___ Exercise inputs ___

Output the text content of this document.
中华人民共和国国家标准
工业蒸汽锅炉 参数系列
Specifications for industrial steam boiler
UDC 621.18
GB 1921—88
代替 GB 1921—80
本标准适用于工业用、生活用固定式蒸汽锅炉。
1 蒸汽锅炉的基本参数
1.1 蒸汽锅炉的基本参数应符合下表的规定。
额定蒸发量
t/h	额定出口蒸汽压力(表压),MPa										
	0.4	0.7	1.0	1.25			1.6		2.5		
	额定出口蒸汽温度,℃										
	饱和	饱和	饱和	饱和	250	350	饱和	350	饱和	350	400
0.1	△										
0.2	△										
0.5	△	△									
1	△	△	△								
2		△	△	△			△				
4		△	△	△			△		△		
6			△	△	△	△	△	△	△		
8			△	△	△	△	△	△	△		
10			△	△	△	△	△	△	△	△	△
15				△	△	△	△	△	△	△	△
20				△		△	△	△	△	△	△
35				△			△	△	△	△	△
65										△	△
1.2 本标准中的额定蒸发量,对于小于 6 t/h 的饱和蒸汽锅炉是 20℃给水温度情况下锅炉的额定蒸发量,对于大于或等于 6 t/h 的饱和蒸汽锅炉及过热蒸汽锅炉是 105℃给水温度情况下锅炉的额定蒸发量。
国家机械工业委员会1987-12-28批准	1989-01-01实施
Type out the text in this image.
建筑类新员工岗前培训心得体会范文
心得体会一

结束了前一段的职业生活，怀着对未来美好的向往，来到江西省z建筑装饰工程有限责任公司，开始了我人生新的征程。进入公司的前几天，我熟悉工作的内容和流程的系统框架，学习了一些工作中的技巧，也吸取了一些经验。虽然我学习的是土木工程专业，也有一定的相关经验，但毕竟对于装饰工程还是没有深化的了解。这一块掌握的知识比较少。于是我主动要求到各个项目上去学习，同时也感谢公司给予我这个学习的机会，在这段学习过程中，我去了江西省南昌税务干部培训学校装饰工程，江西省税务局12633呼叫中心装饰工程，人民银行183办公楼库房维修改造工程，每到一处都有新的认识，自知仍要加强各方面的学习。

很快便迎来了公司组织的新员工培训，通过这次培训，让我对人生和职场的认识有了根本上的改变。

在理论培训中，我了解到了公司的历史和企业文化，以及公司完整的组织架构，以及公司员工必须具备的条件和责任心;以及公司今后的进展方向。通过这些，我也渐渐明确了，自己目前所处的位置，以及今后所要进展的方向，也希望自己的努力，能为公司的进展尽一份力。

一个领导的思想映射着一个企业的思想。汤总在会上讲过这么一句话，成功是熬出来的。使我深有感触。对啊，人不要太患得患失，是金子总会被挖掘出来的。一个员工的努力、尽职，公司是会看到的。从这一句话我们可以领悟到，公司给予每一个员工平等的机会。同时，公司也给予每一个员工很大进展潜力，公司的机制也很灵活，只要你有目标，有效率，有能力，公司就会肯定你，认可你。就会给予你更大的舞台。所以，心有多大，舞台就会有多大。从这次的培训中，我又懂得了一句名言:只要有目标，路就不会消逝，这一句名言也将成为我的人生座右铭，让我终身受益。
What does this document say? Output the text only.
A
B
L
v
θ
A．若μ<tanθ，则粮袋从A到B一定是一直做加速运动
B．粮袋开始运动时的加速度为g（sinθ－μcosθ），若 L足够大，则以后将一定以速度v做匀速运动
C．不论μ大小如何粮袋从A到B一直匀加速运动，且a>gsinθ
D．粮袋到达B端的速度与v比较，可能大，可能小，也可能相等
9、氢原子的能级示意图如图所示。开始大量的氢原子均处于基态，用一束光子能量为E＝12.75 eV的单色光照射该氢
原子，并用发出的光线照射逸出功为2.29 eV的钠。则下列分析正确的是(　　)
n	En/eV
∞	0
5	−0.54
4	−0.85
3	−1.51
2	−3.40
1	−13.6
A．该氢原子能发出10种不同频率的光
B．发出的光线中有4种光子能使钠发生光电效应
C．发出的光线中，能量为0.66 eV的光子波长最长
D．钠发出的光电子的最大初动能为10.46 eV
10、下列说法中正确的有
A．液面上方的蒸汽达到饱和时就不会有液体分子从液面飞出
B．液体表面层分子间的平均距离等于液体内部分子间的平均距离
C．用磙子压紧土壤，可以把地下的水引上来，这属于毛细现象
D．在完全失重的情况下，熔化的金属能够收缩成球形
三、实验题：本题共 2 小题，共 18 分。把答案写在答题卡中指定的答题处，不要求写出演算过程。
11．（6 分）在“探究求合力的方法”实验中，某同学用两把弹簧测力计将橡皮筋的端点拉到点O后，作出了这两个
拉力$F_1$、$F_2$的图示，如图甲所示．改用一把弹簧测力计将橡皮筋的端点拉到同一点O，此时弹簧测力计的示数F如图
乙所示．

___

## Work to do
Extract every line above containing the word "document".

## Output of the exercise
Output the text content of this document.
What does this document say? Output the text only.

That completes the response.